• [Instructions for the task] Any pictures in the records below should be skipped; write out everything else exactly.

• [Data]
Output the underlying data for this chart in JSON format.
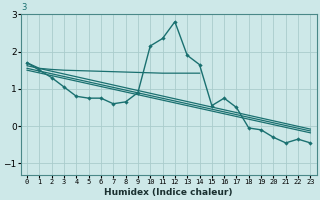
{
  "xlabel": "Humidex (Indice chaleur)",
  "x": [
    0,
    1,
    2,
    3,
    4,
    5,
    6,
    7,
    8,
    9,
    10,
    11,
    12,
    13,
    14,
    15,
    16,
    17,
    18,
    19,
    20,
    21,
    22,
    23
  ],
  "line_main": [
    1.7,
    1.5,
    1.3,
    1.05,
    0.8,
    0.75,
    0.75,
    0.6,
    0.65,
    0.9,
    2.15,
    2.35,
    2.8,
    1.9,
    1.65,
    0.55,
    0.75,
    0.5,
    -0.05,
    -0.1,
    -0.3,
    -0.45,
    -0.35,
    -0.45
  ],
  "line_upper_x": [
    0,
    1,
    2,
    3,
    4,
    5,
    6,
    7,
    8,
    9,
    10,
    11,
    12,
    13,
    14
  ],
  "line_upper_y": [
    1.7,
    1.55,
    1.52,
    1.5,
    1.49,
    1.48,
    1.47,
    1.46,
    1.45,
    1.44,
    1.43,
    1.42,
    1.42,
    1.42,
    1.42
  ],
  "trend1": [
    1.62,
    -0.08
  ],
  "trend2": [
    1.5,
    -0.18
  ],
  "trend3": [
    1.55,
    -0.13
  ],
  "bg_color": "#cde8e8",
  "line_color": "#1a7070",
  "grid_color": "#aacccc",
  "ylim": [
    -1.3,
    3.0
  ],
  "yticks": [
    -1,
    0,
    1,
    2,
    3
  ],
  "xlim": [
    -0.5,
    23.5
  ],
  "figsize": [
    3.2,
    2.0
  ],
  "dpi": 100
}
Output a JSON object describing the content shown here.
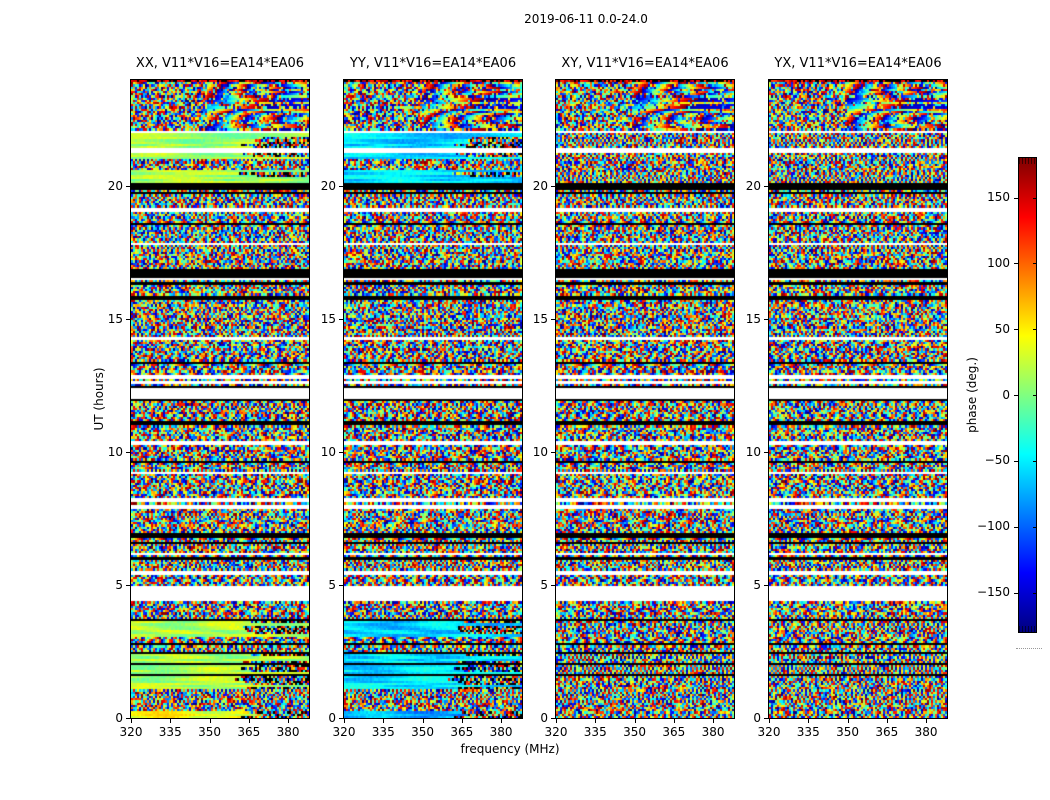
{
  "figure": {
    "title": "2019-06-11 0.0-24.0"
  },
  "axes": {
    "xlabel": "frequency (MHz)",
    "ylabel": "UT (hours)",
    "x_ticks": [
      "320",
      "335",
      "350",
      "365",
      "380"
    ],
    "y_ticks": [
      "0",
      "5",
      "10",
      "15",
      "20"
    ]
  },
  "panels": [
    {
      "title": "XX, V11*V16=EA14*EA06",
      "pol": "XX"
    },
    {
      "title": "YY, V11*V16=EA14*EA06",
      "pol": "YY"
    },
    {
      "title": "XY, V11*V16=EA14*EA06",
      "pol": "XY"
    },
    {
      "title": "YX, V11*V16=EA14*EA06",
      "pol": "YX"
    }
  ],
  "colorbar": {
    "label": "phase (deg.)",
    "ticks": [
      "150",
      "100",
      "50",
      "0",
      "−50",
      "−100",
      "−150"
    ],
    "tick_values": [
      150,
      100,
      50,
      0,
      -50,
      -100,
      -150
    ],
    "colormap": "jet",
    "vmin_deg": -180,
    "vmax_deg": 180
  },
  "chart_data": {
    "type": "heatmap",
    "title": "2019-06-11 0.0-24.0",
    "xlabel": "frequency (MHz)",
    "ylabel": "UT (hours)",
    "x_range_mhz": [
      320,
      388
    ],
    "y_range_hours": [
      0,
      24
    ],
    "x_ticks_mhz": [
      320,
      335,
      350,
      365,
      380
    ],
    "y_ticks_hours": [
      0,
      5,
      10,
      15,
      20
    ],
    "colormap": "jet",
    "clim_deg": [
      -180,
      180
    ],
    "value_quantity": "visibility phase (deg.)",
    "baseline": "V11*V16=EA14*EA06",
    "date": "2019-06-11",
    "time_span_hours": "0.0-24.0",
    "panel_labels": [
      "XX, V11*V16=EA14*EA06",
      "YY, V11*V16=EA14*EA06",
      "XY, V11*V16=EA14*EA06",
      "YX, V11*V16=EA14*EA06"
    ],
    "features": [
      {
        "from": 0.0,
        "to": 0.25,
        "type": "band",
        "xx": 40,
        "yy": -75
      },
      {
        "from": 0.25,
        "to": 1.05,
        "type": "noise"
      },
      {
        "from": 1.05,
        "to": 2.4,
        "type": "band",
        "xx": 15,
        "yy": -55
      },
      {
        "from": 1.55,
        "to": 1.63,
        "type": "black"
      },
      {
        "from": 1.95,
        "to": 2.02,
        "type": "black"
      },
      {
        "from": 2.4,
        "to": 2.52,
        "type": "black"
      },
      {
        "from": 2.52,
        "to": 3.05,
        "type": "noise"
      },
      {
        "from": 3.05,
        "to": 3.62,
        "type": "band",
        "xx": 18,
        "yy": -60
      },
      {
        "from": 3.62,
        "to": 3.7,
        "type": "black"
      },
      {
        "from": 3.7,
        "to": 4.38,
        "type": "noise"
      },
      {
        "from": 4.38,
        "to": 4.95,
        "type": "white"
      },
      {
        "from": 4.95,
        "to": 12.0,
        "type": "noise"
      },
      {
        "from": 5.42,
        "to": 5.5,
        "type": "white"
      },
      {
        "from": 6.1,
        "to": 6.17,
        "type": "white"
      },
      {
        "from": 6.8,
        "to": 6.87,
        "type": "black"
      },
      {
        "from": 7.9,
        "to": 7.97,
        "type": "white"
      },
      {
        "from": 8.15,
        "to": 8.21,
        "type": "white"
      },
      {
        "from": 9.6,
        "to": 9.67,
        "type": "black"
      },
      {
        "from": 10.3,
        "to": 10.37,
        "type": "white"
      },
      {
        "from": 11.0,
        "to": 11.1,
        "type": "black"
      },
      {
        "from": 11.9,
        "to": 12.0,
        "type": "black"
      },
      {
        "from": 12.0,
        "to": 12.38,
        "type": "white"
      },
      {
        "from": 12.38,
        "to": 12.48,
        "type": "black"
      },
      {
        "from": 12.48,
        "to": 16.3,
        "type": "noise"
      },
      {
        "from": 13.3,
        "to": 13.38,
        "type": "black"
      },
      {
        "from": 14.2,
        "to": 14.27,
        "type": "white"
      },
      {
        "from": 16.3,
        "to": 16.4,
        "type": "black"
      },
      {
        "from": 16.4,
        "to": 16.55,
        "type": "noise"
      },
      {
        "from": 16.55,
        "to": 16.85,
        "type": "black"
      },
      {
        "from": 16.85,
        "to": 19.85,
        "type": "noise"
      },
      {
        "from": 17.8,
        "to": 17.87,
        "type": "white"
      },
      {
        "from": 18.5,
        "to": 18.57,
        "type": "black"
      },
      {
        "from": 19.05,
        "to": 19.12,
        "type": "white"
      },
      {
        "from": 19.85,
        "to": 20.15,
        "type": "black"
      },
      {
        "from": 20.15,
        "to": 22.0,
        "type": "band",
        "xx": 12,
        "yy": -58
      },
      {
        "from": 20.6,
        "to": 20.95,
        "type": "noise"
      },
      {
        "from": 21.3,
        "to": 21.36,
        "type": "white"
      },
      {
        "from": 22.0,
        "to": 22.1,
        "type": "white"
      },
      {
        "from": 22.1,
        "to": 23.9,
        "type": "fringemix"
      },
      {
        "from": 23.9,
        "to": 24.0,
        "type": "darkstripe"
      }
    ]
  }
}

• [Task answer]
Output the underlying data for this chart in JSON format.
{
  "xlabel": "Humidex (Indice chaleur)",
  "x": [
    0,
    1,
    2,
    3,
    4,
    5,
    6,
    7,
    8,
    9,
    10,
    11,
    12,
    13,
    14,
    15,
    16,
    17,
    18,
    19,
    20,
    21,
    22,
    23
  ],
  "line_main": [
    1.7,
    1.5,
    1.3,
    1.05,
    0.8,
    0.75,
    0.75,
    0.6,
    0.65,
    0.9,
    2.15,
    2.35,
    2.8,
    1.9,
    1.65,
    0.55,
    0.75,
    0.5,
    -0.05,
    -0.1,
    -0.3,
    -0.45,
    -0.35,
    -0.45
  ],
  "line_upper_x": [
    0,
    1,
    2,
    3,
    4,
    5,
    6,
    7,
    8,
    9,
    10,
    11,
    12,
    13,
    14
  ],
  "line_upper_y": [
    1.7,
    1.55,
    1.52,
    1.5,
    1.49,
    1.48,
    1.47,
    1.46,
    1.45,
    1.44,
    1.43,
    1.42,
    1.42,
    1.42,
    1.42
  ],
  "trend1": [
    1.62,
    -0.08
  ],
  "trend2": [
    1.5,
    -0.18
  ],
  "trend3": [
    1.55,
    -0.13
  ],
  "bg_color": "#cde8e8",
  "line_color": "#1a7070",
  "grid_color": "#aacccc",
  "ylim": [
    -1.3,
    3.0
  ],
  "yticks": [
    -1,
    0,
    1,
    2,
    3
  ],
  "xlim": [
    -0.5,
    23.5
  ],
  "figsize": [
    3.2,
    2.0
  ],
  "dpi": 100
}
Output a JSON object describing the content shown here.
{
  "figure": {
    "title": "2019-06-11 0.0-24.0"
  },
  "axes": {
    "xlabel": "frequency (MHz)",
    "ylabel": "UT (hours)",
    "x_ticks": [
      "320",
      "335",
      "350",
      "365",
      "380"
    ],
    "y_ticks": [
      "0",
      "5",
      "10",
      "15",
      "20"
    ]
  },
  "panels": [
    {
      "title": "XX, V11*V16=EA14*EA06",
      "pol": "XX"
    },
    {
      "title": "YY, V11*V16=EA14*EA06",
      "pol": "YY"
    },
    {
      "title": "XY, V11*V16=EA14*EA06",
      "pol": "XY"
    },
    {
      "title": "YX, V11*V16=EA14*EA06",
      "pol": "YX"
    }
  ],
  "colorbar": {
    "label": "phase (deg.)",
    "ticks": [
      "150",
      "100",
      "50",
      "0",
      "−50",
      "−100",
      "−150"
    ],
    "tick_values": [
      150,
      100,
      50,
      0,
      -50,
      -100,
      -150
    ],
    "colormap": "jet",
    "vmin_deg": -180,
    "vmax_deg": 180
  },
  "chart_data": {
    "type": "heatmap",
    "title": "2019-06-11 0.0-24.0",
    "xlabel": "frequency (MHz)",
    "ylabel": "UT (hours)",
    "x_range_mhz": [
      320,
      388
    ],
    "y_range_hours": [
      0,
      24
    ],
    "x_ticks_mhz": [
      320,
      335,
      350,
      365,
      380
    ],
    "y_ticks_hours": [
      0,
      5,
      10,
      15,
      20
    ],
    "colormap": "jet",
    "clim_deg": [
      -180,
      180
    ],
    "value_quantity": "visibility phase (deg.)",
    "baseline": "V11*V16=EA14*EA06",
    "date": "2019-06-11",
    "time_span_hours": "0.0-24.0",
    "panel_labels": [
      "XX, V11*V16=EA14*EA06",
      "YY, V11*V16=EA14*EA06",
      "XY, V11*V16=EA14*EA06",
      "YX, V11*V16=EA14*EA06"
    ],
    "features": [
      {
        "from": 0.0,
        "to": 0.25,
        "type": "band",
        "xx": 40,
        "yy": -75
      },
      {
        "from": 0.25,
        "to": 1.05,
        "type": "noise"
      },
      {
        "from": 1.05,
        "to": 2.4,
        "type": "band",
        "xx": 15,
        "yy": -55
      },
      {
        "from": 1.55,
        "to": 1.63,
        "type": "black"
      },
      {
        "from": 1.95,
        "to": 2.02,
        "type": "black"
      },
      {
        "from": 2.4,
        "to": 2.52,
        "type": "black"
      },
      {
        "from": 2.52,
        "to": 3.05,
        "type": "noise"
      },
      {
        "from": 3.05,
        "to": 3.62,
        "type": "band",
        "xx": 18,
        "yy": -60
      },
      {
        "from": 3.62,
        "to": 3.7,
        "type": "black"
      },
      {
        "from": 3.7,
        "to": 4.38,
        "type": "noise"
      },
      {
        "from": 4.38,
        "to": 4.95,
        "type": "white"
      },
      {
        "from": 4.95,
        "to": 12.0,
        "type": "noise"
      },
      {
        "from": 5.42,
        "to": 5.5,
        "type": "white"
      },
      {
        "from": 6.1,
        "to": 6.17,
        "type": "white"
      },
      {
        "from": 6.8,
        "to": 6.87,
        "type": "black"
      },
      {
        "from": 7.9,
        "to": 7.97,
        "type": "white"
      },
      {
        "from": 8.15,
        "to": 8.21,
        "type": "white"
      },
      {
        "from": 9.6,
        "to": 9.67,
        "type": "black"
      },
      {
        "from": 10.3,
        "to": 10.37,
        "type": "white"
      },
      {
        "from": 11.0,
        "to": 11.1,
        "type": "black"
      },
      {
        "from": 11.9,
        "to": 12.0,
        "type": "black"
      },
      {
        "from": 12.0,
        "to": 12.38,
        "type": "white"
      },
      {
        "from": 12.38,
        "to": 12.48,
        "type": "black"
      },
      {
        "from": 12.48,
        "to": 16.3,
        "type": "noise"
      },
      {
        "from": 13.3,
        "to": 13.38,
        "type": "black"
      },
      {
        "from": 14.2,
        "to": 14.27,
        "type": "white"
      },
      {
        "from": 16.3,
        "to": 16.4,
        "type": "black"
      },
      {
        "from": 16.4,
        "to": 16.55,
        "type": "noise"
      },
      {
        "from": 16.55,
        "to": 16.85,
        "type": "black"
      },
      {
        "from": 16.85,
        "to": 19.85,
        "type": "noise"
      },
      {
        "from": 17.8,
        "to": 17.87,
        "type": "white"
      },
      {
        "from": 18.5,
        "to": 18.57,
        "type": "black"
      },
      {
        "from": 19.05,
        "to": 19.12,
        "type": "white"
      },
      {
        "from": 19.85,
        "to": 20.15,
        "type": "black"
      },
      {
        "from": 20.15,
        "to": 22.0,
        "type": "band",
        "xx": 12,
        "yy": -58
      },
      {
        "from": 20.6,
        "to": 20.95,
        "type": "noise"
      },
      {
        "from": 21.3,
        "to": 21.36,
        "type": "white"
      },
      {
        "from": 22.0,
        "to": 22.1,
        "type": "white"
      },
      {
        "from": 22.1,
        "to": 23.9,
        "type": "fringemix"
      },
      {
        "from": 23.9,
        "to": 24.0,
        "type": "darkstripe"
      }
    ]
  }
}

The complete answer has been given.